» **Stated problem**:
Repeat every entry word for word, skipping the pictures.

» **Provided entries**:
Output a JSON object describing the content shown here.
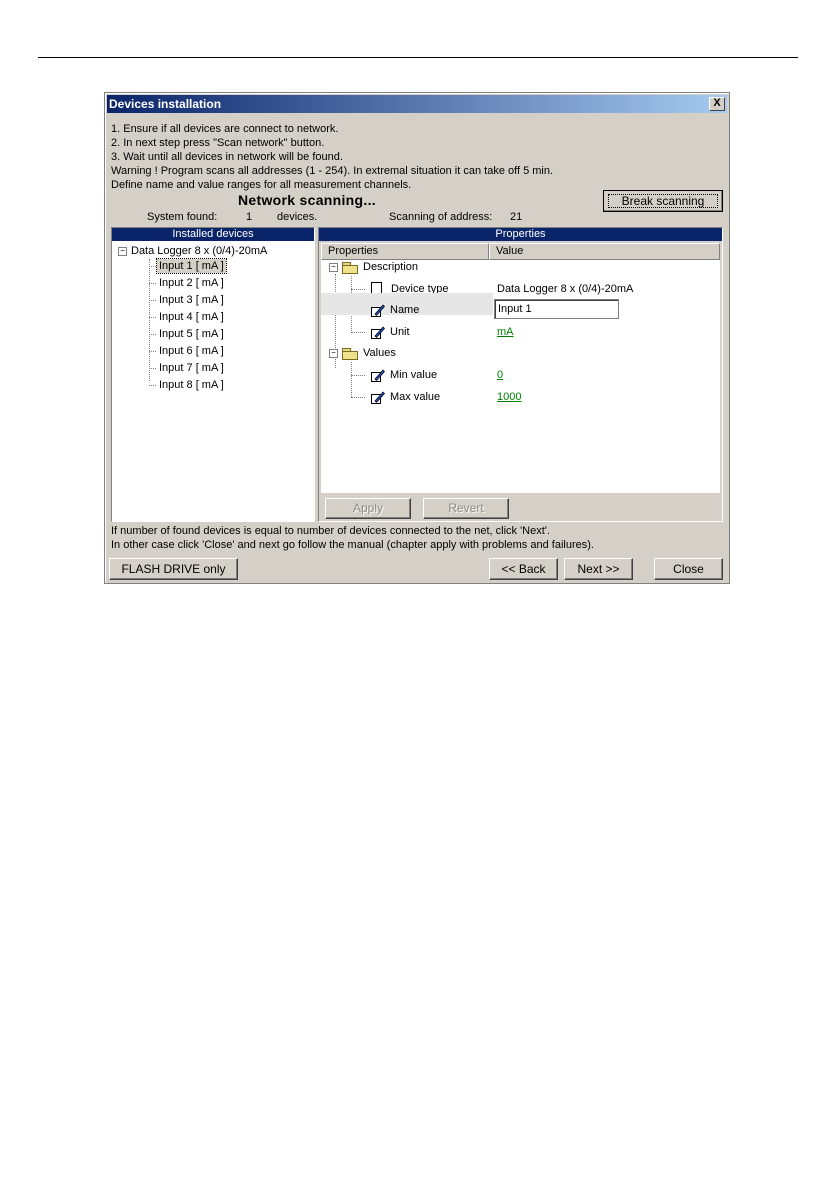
{
  "window": {
    "title": "Devices installation",
    "close_label": "X"
  },
  "instructions": [
    "1. Ensure if all devices are connect to network.",
    "2. In next step press \"Scan network\" button.",
    "3. Wait until all devices in network will be found.",
    "Warning ! Program scans all addresses (1 - 254). In extremal situation it can take off 5 min.",
    "Define name and value ranges for all measurement channels."
  ],
  "scan_status": "Network scanning...",
  "break_button_label": "Break scanning",
  "system_found": {
    "label": "System found:",
    "count": "1",
    "unit": "devices.",
    "scanning_label": "Scanning of address:",
    "address": "21"
  },
  "installed": {
    "header": "Installed devices",
    "root_label": "Data Logger 8 x (0/4)-20mA",
    "items": [
      "Input 1 [ mA ]",
      "Input 2 [ mA ]",
      "Input 3 [ mA ]",
      "Input 4 [ mA ]",
      "Input 5 [ mA ]",
      "Input 6 [ mA ]",
      "Input 7 [ mA ]",
      "Input 8 [ mA ]"
    ]
  },
  "properties": {
    "header": "Properties",
    "col_properties": "Properties",
    "col_value": "Value",
    "description_group": "Description",
    "device_type_label": "Device type",
    "device_type_value": "Data Logger 8 x (0/4)-20mA",
    "name_label": "Name",
    "name_value": "Input 1",
    "unit_label": "Unit",
    "unit_value": "mA",
    "values_group": "Values",
    "min_label": "Min value",
    "min_value": "0",
    "max_label": "Max value",
    "max_value": "1000",
    "apply_label": "Apply",
    "revert_label": "Revert"
  },
  "footer": {
    "line1": "If number of found devices is equal to number of devices connected to the net, click 'Next'.",
    "line2": "In other case click 'Close' and next go follow the manual (chapter apply with problems and failures).",
    "flash_label": "FLASH DRIVE only",
    "back_label": "<< Back",
    "next_label": "Next >>",
    "close_label": "Close"
  }
}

» **Answer to the exercise**:
Output a JSON object describing the content shown here.
{
  "window": {
    "title": "Devices installation",
    "close_label": "X"
  },
  "instructions": [
    "1. Ensure if all devices are connect to network.",
    "2. In next step press \"Scan network\" button.",
    "3. Wait until all devices in network will be found.",
    "Warning ! Program scans all addresses (1 - 254). In extremal situation it can take off 5 min.",
    "Define name and value ranges for all measurement channels."
  ],
  "scan_status": "Network scanning...",
  "break_button_label": "Break scanning",
  "system_found": {
    "label": "System found:",
    "count": "1",
    "unit": "devices.",
    "scanning_label": "Scanning of address:",
    "address": "21"
  },
  "installed": {
    "header": "Installed devices",
    "root_label": "Data Logger 8 x (0/4)-20mA",
    "items": [
      "Input 1 [ mA ]",
      "Input 2 [ mA ]",
      "Input 3 [ mA ]",
      "Input 4 [ mA ]",
      "Input 5 [ mA ]",
      "Input 6 [ mA ]",
      "Input 7 [ mA ]",
      "Input 8 [ mA ]"
    ]
  },
  "properties": {
    "header": "Properties",
    "col_properties": "Properties",
    "col_value": "Value",
    "description_group": "Description",
    "device_type_label": "Device type",
    "device_type_value": "Data Logger 8 x (0/4)-20mA",
    "name_label": "Name",
    "name_value": "Input 1",
    "unit_label": "Unit",
    "unit_value": "mA",
    "values_group": "Values",
    "min_label": "Min value",
    "min_value": "0",
    "max_label": "Max value",
    "max_value": "1000",
    "apply_label": "Apply",
    "revert_label": "Revert"
  },
  "footer": {
    "line1": "If number of found devices is equal to number of devices connected to the net, click 'Next'.",
    "line2": "In other case click 'Close' and next go follow the manual (chapter apply with problems and failures).",
    "flash_label": "FLASH DRIVE only",
    "back_label": "<< Back",
    "next_label": "Next >>",
    "close_label": "Close"
  }
}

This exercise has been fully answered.